Stored data:

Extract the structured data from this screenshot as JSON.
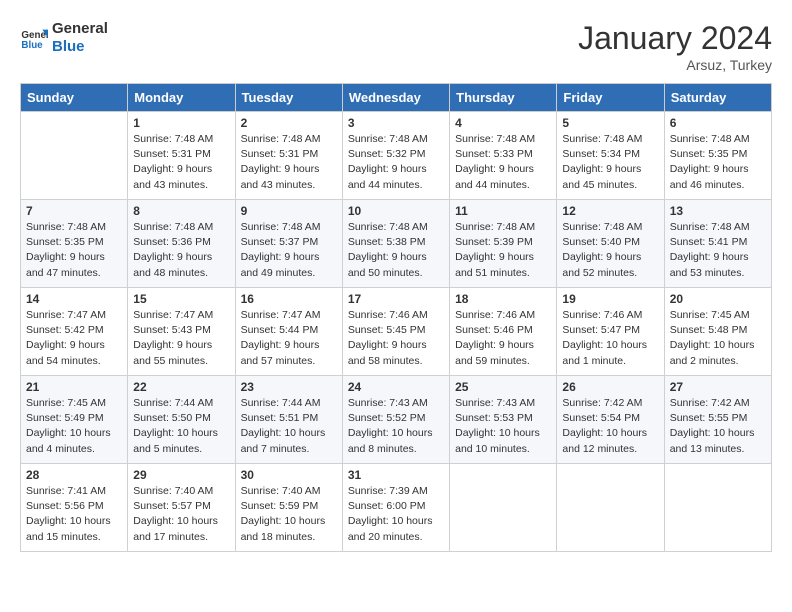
{
  "header": {
    "logo_line1": "General",
    "logo_line2": "Blue",
    "month_title": "January 2024",
    "subtitle": "Arsuz, Turkey"
  },
  "days_of_week": [
    "Sunday",
    "Monday",
    "Tuesday",
    "Wednesday",
    "Thursday",
    "Friday",
    "Saturday"
  ],
  "weeks": [
    [
      {
        "day": "",
        "sunrise": "",
        "sunset": "",
        "daylight": ""
      },
      {
        "day": "1",
        "sunrise": "Sunrise: 7:48 AM",
        "sunset": "Sunset: 5:31 PM",
        "daylight": "Daylight: 9 hours and 43 minutes."
      },
      {
        "day": "2",
        "sunrise": "Sunrise: 7:48 AM",
        "sunset": "Sunset: 5:31 PM",
        "daylight": "Daylight: 9 hours and 43 minutes."
      },
      {
        "day": "3",
        "sunrise": "Sunrise: 7:48 AM",
        "sunset": "Sunset: 5:32 PM",
        "daylight": "Daylight: 9 hours and 44 minutes."
      },
      {
        "day": "4",
        "sunrise": "Sunrise: 7:48 AM",
        "sunset": "Sunset: 5:33 PM",
        "daylight": "Daylight: 9 hours and 44 minutes."
      },
      {
        "day": "5",
        "sunrise": "Sunrise: 7:48 AM",
        "sunset": "Sunset: 5:34 PM",
        "daylight": "Daylight: 9 hours and 45 minutes."
      },
      {
        "day": "6",
        "sunrise": "Sunrise: 7:48 AM",
        "sunset": "Sunset: 5:35 PM",
        "daylight": "Daylight: 9 hours and 46 minutes."
      }
    ],
    [
      {
        "day": "7",
        "sunrise": "Sunrise: 7:48 AM",
        "sunset": "Sunset: 5:35 PM",
        "daylight": "Daylight: 9 hours and 47 minutes."
      },
      {
        "day": "8",
        "sunrise": "Sunrise: 7:48 AM",
        "sunset": "Sunset: 5:36 PM",
        "daylight": "Daylight: 9 hours and 48 minutes."
      },
      {
        "day": "9",
        "sunrise": "Sunrise: 7:48 AM",
        "sunset": "Sunset: 5:37 PM",
        "daylight": "Daylight: 9 hours and 49 minutes."
      },
      {
        "day": "10",
        "sunrise": "Sunrise: 7:48 AM",
        "sunset": "Sunset: 5:38 PM",
        "daylight": "Daylight: 9 hours and 50 minutes."
      },
      {
        "day": "11",
        "sunrise": "Sunrise: 7:48 AM",
        "sunset": "Sunset: 5:39 PM",
        "daylight": "Daylight: 9 hours and 51 minutes."
      },
      {
        "day": "12",
        "sunrise": "Sunrise: 7:48 AM",
        "sunset": "Sunset: 5:40 PM",
        "daylight": "Daylight: 9 hours and 52 minutes."
      },
      {
        "day": "13",
        "sunrise": "Sunrise: 7:48 AM",
        "sunset": "Sunset: 5:41 PM",
        "daylight": "Daylight: 9 hours and 53 minutes."
      }
    ],
    [
      {
        "day": "14",
        "sunrise": "Sunrise: 7:47 AM",
        "sunset": "Sunset: 5:42 PM",
        "daylight": "Daylight: 9 hours and 54 minutes."
      },
      {
        "day": "15",
        "sunrise": "Sunrise: 7:47 AM",
        "sunset": "Sunset: 5:43 PM",
        "daylight": "Daylight: 9 hours and 55 minutes."
      },
      {
        "day": "16",
        "sunrise": "Sunrise: 7:47 AM",
        "sunset": "Sunset: 5:44 PM",
        "daylight": "Daylight: 9 hours and 57 minutes."
      },
      {
        "day": "17",
        "sunrise": "Sunrise: 7:46 AM",
        "sunset": "Sunset: 5:45 PM",
        "daylight": "Daylight: 9 hours and 58 minutes."
      },
      {
        "day": "18",
        "sunrise": "Sunrise: 7:46 AM",
        "sunset": "Sunset: 5:46 PM",
        "daylight": "Daylight: 9 hours and 59 minutes."
      },
      {
        "day": "19",
        "sunrise": "Sunrise: 7:46 AM",
        "sunset": "Sunset: 5:47 PM",
        "daylight": "Daylight: 10 hours and 1 minute."
      },
      {
        "day": "20",
        "sunrise": "Sunrise: 7:45 AM",
        "sunset": "Sunset: 5:48 PM",
        "daylight": "Daylight: 10 hours and 2 minutes."
      }
    ],
    [
      {
        "day": "21",
        "sunrise": "Sunrise: 7:45 AM",
        "sunset": "Sunset: 5:49 PM",
        "daylight": "Daylight: 10 hours and 4 minutes."
      },
      {
        "day": "22",
        "sunrise": "Sunrise: 7:44 AM",
        "sunset": "Sunset: 5:50 PM",
        "daylight": "Daylight: 10 hours and 5 minutes."
      },
      {
        "day": "23",
        "sunrise": "Sunrise: 7:44 AM",
        "sunset": "Sunset: 5:51 PM",
        "daylight": "Daylight: 10 hours and 7 minutes."
      },
      {
        "day": "24",
        "sunrise": "Sunrise: 7:43 AM",
        "sunset": "Sunset: 5:52 PM",
        "daylight": "Daylight: 10 hours and 8 minutes."
      },
      {
        "day": "25",
        "sunrise": "Sunrise: 7:43 AM",
        "sunset": "Sunset: 5:53 PM",
        "daylight": "Daylight: 10 hours and 10 minutes."
      },
      {
        "day": "26",
        "sunrise": "Sunrise: 7:42 AM",
        "sunset": "Sunset: 5:54 PM",
        "daylight": "Daylight: 10 hours and 12 minutes."
      },
      {
        "day": "27",
        "sunrise": "Sunrise: 7:42 AM",
        "sunset": "Sunset: 5:55 PM",
        "daylight": "Daylight: 10 hours and 13 minutes."
      }
    ],
    [
      {
        "day": "28",
        "sunrise": "Sunrise: 7:41 AM",
        "sunset": "Sunset: 5:56 PM",
        "daylight": "Daylight: 10 hours and 15 minutes."
      },
      {
        "day": "29",
        "sunrise": "Sunrise: 7:40 AM",
        "sunset": "Sunset: 5:57 PM",
        "daylight": "Daylight: 10 hours and 17 minutes."
      },
      {
        "day": "30",
        "sunrise": "Sunrise: 7:40 AM",
        "sunset": "Sunset: 5:59 PM",
        "daylight": "Daylight: 10 hours and 18 minutes."
      },
      {
        "day": "31",
        "sunrise": "Sunrise: 7:39 AM",
        "sunset": "Sunset: 6:00 PM",
        "daylight": "Daylight: 10 hours and 20 minutes."
      },
      {
        "day": "",
        "sunrise": "",
        "sunset": "",
        "daylight": ""
      },
      {
        "day": "",
        "sunrise": "",
        "sunset": "",
        "daylight": ""
      },
      {
        "day": "",
        "sunrise": "",
        "sunset": "",
        "daylight": ""
      }
    ]
  ]
}
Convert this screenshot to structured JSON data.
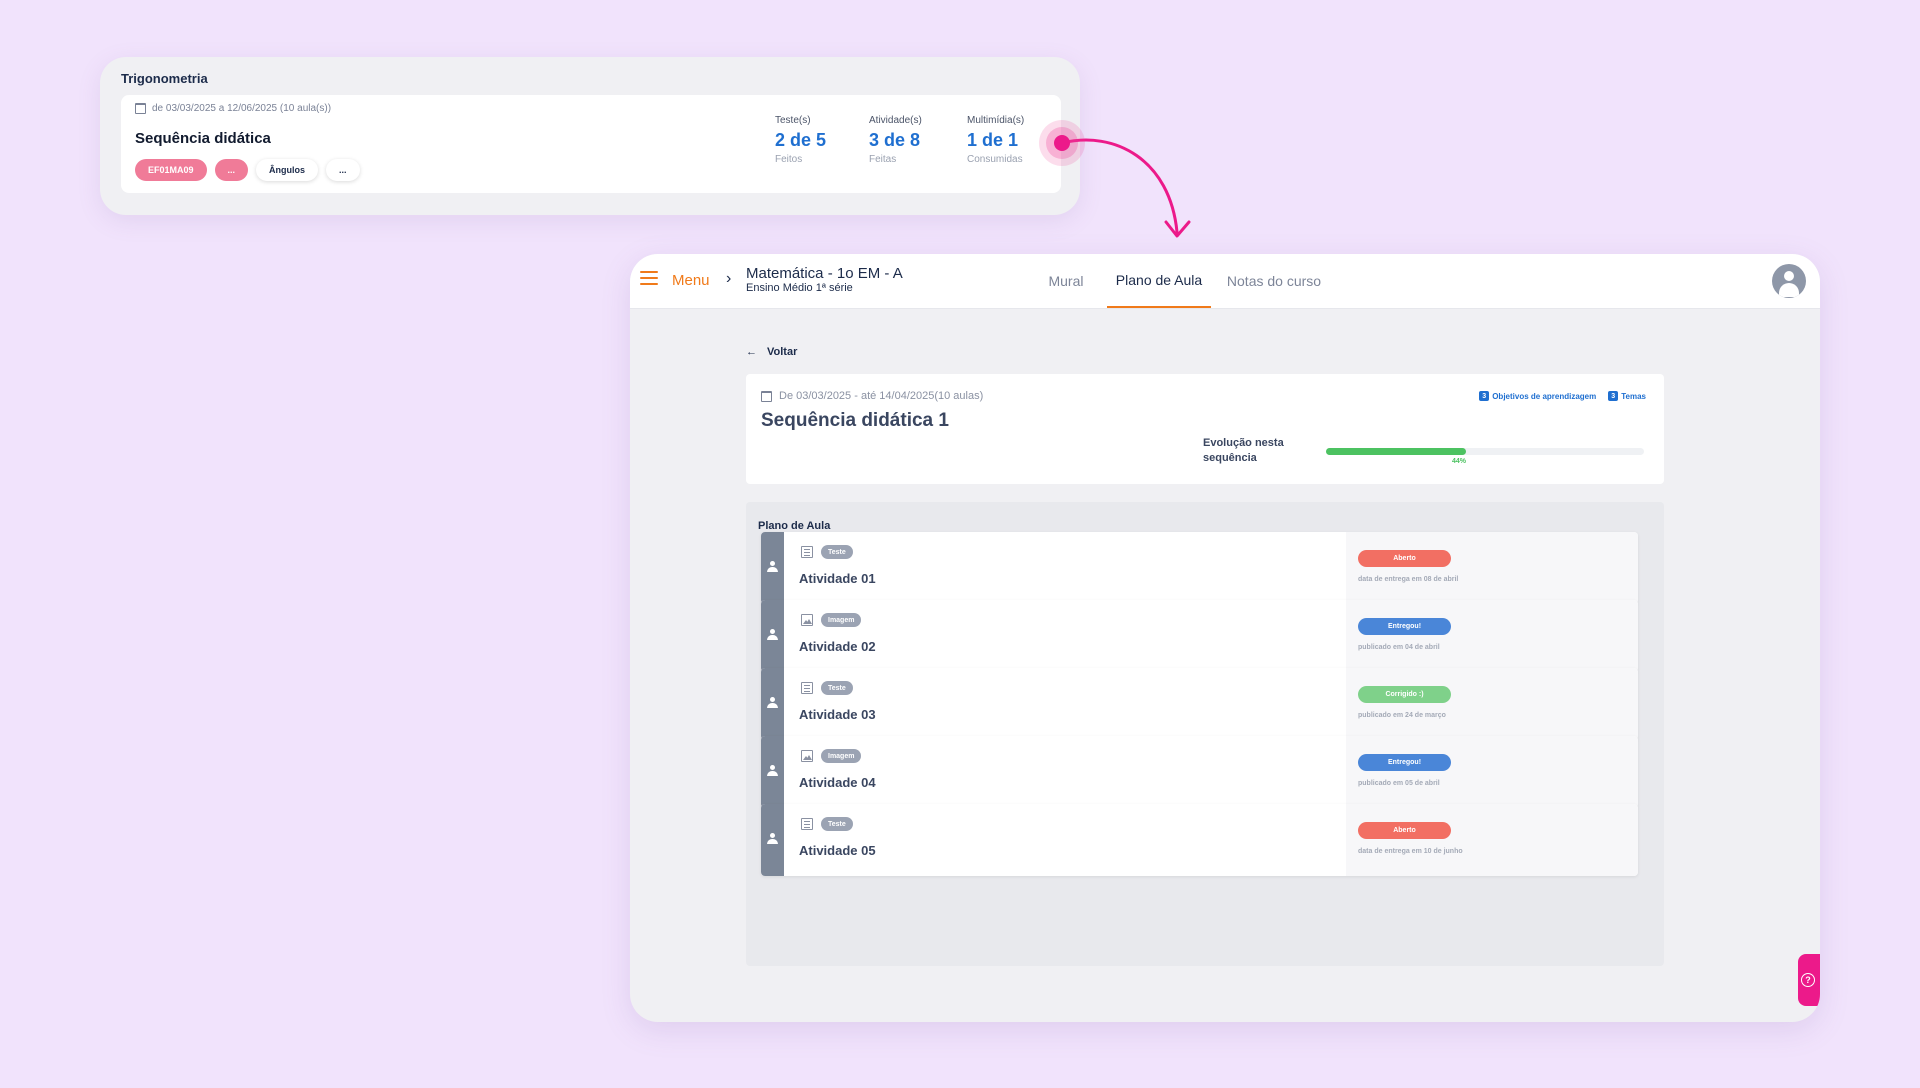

◆ **GOAL**: Quote every line word for word and keep the images out of the copy.

◆ **ANSWER IN FULL**:
Extract the structured data from this screenshot as JSON.
{
  "header": {
    "logo_line1": "General",
    "logo_line2": "Blue",
    "month_title": "January 2024",
    "subtitle": "Arsuz, Turkey"
  },
  "days_of_week": [
    "Sunday",
    "Monday",
    "Tuesday",
    "Wednesday",
    "Thursday",
    "Friday",
    "Saturday"
  ],
  "weeks": [
    [
      {
        "day": "",
        "sunrise": "",
        "sunset": "",
        "daylight": ""
      },
      {
        "day": "1",
        "sunrise": "Sunrise: 7:48 AM",
        "sunset": "Sunset: 5:31 PM",
        "daylight": "Daylight: 9 hours and 43 minutes."
      },
      {
        "day": "2",
        "sunrise": "Sunrise: 7:48 AM",
        "sunset": "Sunset: 5:31 PM",
        "daylight": "Daylight: 9 hours and 43 minutes."
      },
      {
        "day": "3",
        "sunrise": "Sunrise: 7:48 AM",
        "sunset": "Sunset: 5:32 PM",
        "daylight": "Daylight: 9 hours and 44 minutes."
      },
      {
        "day": "4",
        "sunrise": "Sunrise: 7:48 AM",
        "sunset": "Sunset: 5:33 PM",
        "daylight": "Daylight: 9 hours and 44 minutes."
      },
      {
        "day": "5",
        "sunrise": "Sunrise: 7:48 AM",
        "sunset": "Sunset: 5:34 PM",
        "daylight": "Daylight: 9 hours and 45 minutes."
      },
      {
        "day": "6",
        "sunrise": "Sunrise: 7:48 AM",
        "sunset": "Sunset: 5:35 PM",
        "daylight": "Daylight: 9 hours and 46 minutes."
      }
    ],
    [
      {
        "day": "7",
        "sunrise": "Sunrise: 7:48 AM",
        "sunset": "Sunset: 5:35 PM",
        "daylight": "Daylight: 9 hours and 47 minutes."
      },
      {
        "day": "8",
        "sunrise": "Sunrise: 7:48 AM",
        "sunset": "Sunset: 5:36 PM",
        "daylight": "Daylight: 9 hours and 48 minutes."
      },
      {
        "day": "9",
        "sunrise": "Sunrise: 7:48 AM",
        "sunset": "Sunset: 5:37 PM",
        "daylight": "Daylight: 9 hours and 49 minutes."
      },
      {
        "day": "10",
        "sunrise": "Sunrise: 7:48 AM",
        "sunset": "Sunset: 5:38 PM",
        "daylight": "Daylight: 9 hours and 50 minutes."
      },
      {
        "day": "11",
        "sunrise": "Sunrise: 7:48 AM",
        "sunset": "Sunset: 5:39 PM",
        "daylight": "Daylight: 9 hours and 51 minutes."
      },
      {
        "day": "12",
        "sunrise": "Sunrise: 7:48 AM",
        "sunset": "Sunset: 5:40 PM",
        "daylight": "Daylight: 9 hours and 52 minutes."
      },
      {
        "day": "13",
        "sunrise": "Sunrise: 7:48 AM",
        "sunset": "Sunset: 5:41 PM",
        "daylight": "Daylight: 9 hours and 53 minutes."
      }
    ],
    [
      {
        "day": "14",
        "sunrise": "Sunrise: 7:47 AM",
        "sunset": "Sunset: 5:42 PM",
        "daylight": "Daylight: 9 hours and 54 minutes."
      },
      {
        "day": "15",
        "sunrise": "Sunrise: 7:47 AM",
        "sunset": "Sunset: 5:43 PM",
        "daylight": "Daylight: 9 hours and 55 minutes."
      },
      {
        "day": "16",
        "sunrise": "Sunrise: 7:47 AM",
        "sunset": "Sunset: 5:44 PM",
        "daylight": "Daylight: 9 hours and 57 minutes."
      },
      {
        "day": "17",
        "sunrise": "Sunrise: 7:46 AM",
        "sunset": "Sunset: 5:45 PM",
        "daylight": "Daylight: 9 hours and 58 minutes."
      },
      {
        "day": "18",
        "sunrise": "Sunrise: 7:46 AM",
        "sunset": "Sunset: 5:46 PM",
        "daylight": "Daylight: 9 hours and 59 minutes."
      },
      {
        "day": "19",
        "sunrise": "Sunrise: 7:46 AM",
        "sunset": "Sunset: 5:47 PM",
        "daylight": "Daylight: 10 hours and 1 minute."
      },
      {
        "day": "20",
        "sunrise": "Sunrise: 7:45 AM",
        "sunset": "Sunset: 5:48 PM",
        "daylight": "Daylight: 10 hours and 2 minutes."
      }
    ],
    [
      {
        "day": "21",
        "sunrise": "Sunrise: 7:45 AM",
        "sunset": "Sunset: 5:49 PM",
        "daylight": "Daylight: 10 hours and 4 minutes."
      },
      {
        "day": "22",
        "sunrise": "Sunrise: 7:44 AM",
        "sunset": "Sunset: 5:50 PM",
        "daylight": "Daylight: 10 hours and 5 minutes."
      },
      {
        "day": "23",
        "sunrise": "Sunrise: 7:44 AM",
        "sunset": "Sunset: 5:51 PM",
        "daylight": "Daylight: 10 hours and 7 minutes."
      },
      {
        "day": "24",
        "sunrise": "Sunrise: 7:43 AM",
        "sunset": "Sunset: 5:52 PM",
        "daylight": "Daylight: 10 hours and 8 minutes."
      },
      {
        "day": "25",
        "sunrise": "Sunrise: 7:43 AM",
        "sunset": "Sunset: 5:53 PM",
        "daylight": "Daylight: 10 hours and 10 minutes."
      },
      {
        "day": "26",
        "sunrise": "Sunrise: 7:42 AM",
        "sunset": "Sunset: 5:54 PM",
        "daylight": "Daylight: 10 hours and 12 minutes."
      },
      {
        "day": "27",
        "sunrise": "Sunrise: 7:42 AM",
        "sunset": "Sunset: 5:55 PM",
        "daylight": "Daylight: 10 hours and 13 minutes."
      }
    ],
    [
      {
        "day": "28",
        "sunrise": "Sunrise: 7:41 AM",
        "sunset": "Sunset: 5:56 PM",
        "daylight": "Daylight: 10 hours and 15 minutes."
      },
      {
        "day": "29",
        "sunrise": "Sunrise: 7:40 AM",
        "sunset": "Sunset: 5:57 PM",
        "daylight": "Daylight: 10 hours and 17 minutes."
      },
      {
        "day": "30",
        "sunrise": "Sunrise: 7:40 AM",
        "sunset": "Sunset: 5:59 PM",
        "daylight": "Daylight: 10 hours and 18 minutes."
      },
      {
        "day": "31",
        "sunrise": "Sunrise: 7:39 AM",
        "sunset": "Sunset: 6:00 PM",
        "daylight": "Daylight: 10 hours and 20 minutes."
      },
      {
        "day": "",
        "sunrise": "",
        "sunset": "",
        "daylight": ""
      },
      {
        "day": "",
        "sunrise": "",
        "sunset": "",
        "daylight": ""
      },
      {
        "day": "",
        "sunrise": "",
        "sunset": "",
        "daylight": ""
      }
    ]
  ]
}
Convert this screenshot to structured JSON data.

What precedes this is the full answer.